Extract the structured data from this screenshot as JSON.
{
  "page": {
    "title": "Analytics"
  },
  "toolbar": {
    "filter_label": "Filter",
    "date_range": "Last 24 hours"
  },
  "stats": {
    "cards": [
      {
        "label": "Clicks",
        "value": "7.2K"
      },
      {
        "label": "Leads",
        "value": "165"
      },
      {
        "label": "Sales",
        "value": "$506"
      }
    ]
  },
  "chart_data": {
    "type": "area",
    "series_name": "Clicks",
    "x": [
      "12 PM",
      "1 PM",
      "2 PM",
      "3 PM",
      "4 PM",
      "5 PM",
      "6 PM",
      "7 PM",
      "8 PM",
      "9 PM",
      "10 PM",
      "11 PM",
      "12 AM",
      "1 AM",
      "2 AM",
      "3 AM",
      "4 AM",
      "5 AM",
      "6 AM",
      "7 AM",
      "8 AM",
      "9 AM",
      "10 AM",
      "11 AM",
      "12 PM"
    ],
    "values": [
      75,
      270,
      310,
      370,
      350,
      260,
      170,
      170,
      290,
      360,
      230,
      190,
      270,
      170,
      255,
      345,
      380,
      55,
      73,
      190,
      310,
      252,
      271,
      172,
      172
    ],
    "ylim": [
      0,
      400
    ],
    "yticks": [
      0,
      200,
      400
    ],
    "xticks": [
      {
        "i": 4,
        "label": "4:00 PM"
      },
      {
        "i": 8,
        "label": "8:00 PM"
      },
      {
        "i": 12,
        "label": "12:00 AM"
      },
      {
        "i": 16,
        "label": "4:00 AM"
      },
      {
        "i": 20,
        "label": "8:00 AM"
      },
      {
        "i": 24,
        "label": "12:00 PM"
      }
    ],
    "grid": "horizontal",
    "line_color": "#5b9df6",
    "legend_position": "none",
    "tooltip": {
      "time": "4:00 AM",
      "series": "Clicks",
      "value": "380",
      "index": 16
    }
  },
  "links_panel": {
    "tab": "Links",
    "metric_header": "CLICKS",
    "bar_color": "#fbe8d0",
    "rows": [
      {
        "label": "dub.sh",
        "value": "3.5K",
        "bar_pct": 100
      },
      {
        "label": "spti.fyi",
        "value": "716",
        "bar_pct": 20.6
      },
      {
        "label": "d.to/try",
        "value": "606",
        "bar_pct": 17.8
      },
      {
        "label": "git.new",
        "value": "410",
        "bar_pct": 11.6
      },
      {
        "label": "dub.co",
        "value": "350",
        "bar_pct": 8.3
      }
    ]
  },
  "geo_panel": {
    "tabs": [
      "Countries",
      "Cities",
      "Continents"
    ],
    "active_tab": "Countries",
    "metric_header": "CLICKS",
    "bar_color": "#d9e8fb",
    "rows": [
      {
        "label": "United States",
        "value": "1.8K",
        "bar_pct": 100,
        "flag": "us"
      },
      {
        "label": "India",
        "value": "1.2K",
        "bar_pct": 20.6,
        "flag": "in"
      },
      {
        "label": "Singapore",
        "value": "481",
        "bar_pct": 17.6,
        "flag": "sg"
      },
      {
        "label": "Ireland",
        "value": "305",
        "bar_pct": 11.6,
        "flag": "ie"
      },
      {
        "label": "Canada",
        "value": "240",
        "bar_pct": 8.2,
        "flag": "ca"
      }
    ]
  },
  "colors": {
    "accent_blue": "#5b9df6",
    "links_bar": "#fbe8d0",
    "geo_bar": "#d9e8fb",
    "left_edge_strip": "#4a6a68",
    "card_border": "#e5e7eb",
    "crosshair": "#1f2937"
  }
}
────────
> [Work instructions] Faithfully copy every entry, leaving nothing out.

> [Written answer]
Extract the structured data from this screenshot as JSON.
{
  "page": {
    "title": "Analytics"
  },
  "toolbar": {
    "filter_label": "Filter",
    "date_range": "Last 24 hours"
  },
  "stats": {
    "cards": [
      {
        "label": "Clicks",
        "value": "7.2K"
      },
      {
        "label": "Leads",
        "value": "165"
      },
      {
        "label": "Sales",
        "value": "$506"
      }
    ]
  },
  "chart_data": {
    "type": "area",
    "series_name": "Clicks",
    "x": [
      "12 PM",
      "1 PM",
      "2 PM",
      "3 PM",
      "4 PM",
      "5 PM",
      "6 PM",
      "7 PM",
      "8 PM",
      "9 PM",
      "10 PM",
      "11 PM",
      "12 AM",
      "1 AM",
      "2 AM",
      "3 AM",
      "4 AM",
      "5 AM",
      "6 AM",
      "7 AM",
      "8 AM",
      "9 AM",
      "10 AM",
      "11 AM",
      "12 PM"
    ],
    "values": [
      75,
      270,
      310,
      370,
      350,
      260,
      170,
      170,
      290,
      360,
      230,
      190,
      270,
      170,
      255,
      345,
      380,
      55,
      73,
      190,
      310,
      252,
      271,
      172,
      172
    ],
    "ylim": [
      0,
      400
    ],
    "yticks": [
      0,
      200,
      400
    ],
    "xticks": [
      {
        "i": 4,
        "label": "4:00 PM"
      },
      {
        "i": 8,
        "label": "8:00 PM"
      },
      {
        "i": 12,
        "label": "12:00 AM"
      },
      {
        "i": 16,
        "label": "4:00 AM"
      },
      {
        "i": 20,
        "label": "8:00 AM"
      },
      {
        "i": 24,
        "label": "12:00 PM"
      }
    ],
    "grid": "horizontal",
    "line_color": "#5b9df6",
    "legend_position": "none",
    "tooltip": {
      "time": "4:00 AM",
      "series": "Clicks",
      "value": "380",
      "index": 16
    }
  },
  "links_panel": {
    "tab": "Links",
    "metric_header": "CLICKS",
    "bar_color": "#fbe8d0",
    "rows": [
      {
        "label": "dub.sh",
        "value": "3.5K",
        "bar_pct": 100
      },
      {
        "label": "spti.fyi",
        "value": "716",
        "bar_pct": 20.6
      },
      {
        "label": "d.to/try",
        "value": "606",
        "bar_pct": 17.8
      },
      {
        "label": "git.new",
        "value": "410",
        "bar_pct": 11.6
      },
      {
        "label": "dub.co",
        "value": "350",
        "bar_pct": 8.3
      }
    ]
  },
  "geo_panel": {
    "tabs": [
      "Countries",
      "Cities",
      "Continents"
    ],
    "active_tab": "Countries",
    "metric_header": "CLICKS",
    "bar_color": "#d9e8fb",
    "rows": [
      {
        "label": "United States",
        "value": "1.8K",
        "bar_pct": 100,
        "flag": "us"
      },
      {
        "label": "India",
        "value": "1.2K",
        "bar_pct": 20.6,
        "flag": "in"
      },
      {
        "label": "Singapore",
        "value": "481",
        "bar_pct": 17.6,
        "flag": "sg"
      },
      {
        "label": "Ireland",
        "value": "305",
        "bar_pct": 11.6,
        "flag": "ie"
      },
      {
        "label": "Canada",
        "value": "240",
        "bar_pct": 8.2,
        "flag": "ca"
      }
    ]
  },
  "colors": {
    "accent_blue": "#5b9df6",
    "links_bar": "#fbe8d0",
    "geo_bar": "#d9e8fb",
    "left_edge_strip": "#4a6a68",
    "card_border": "#e5e7eb",
    "crosshair": "#1f2937"
  }
}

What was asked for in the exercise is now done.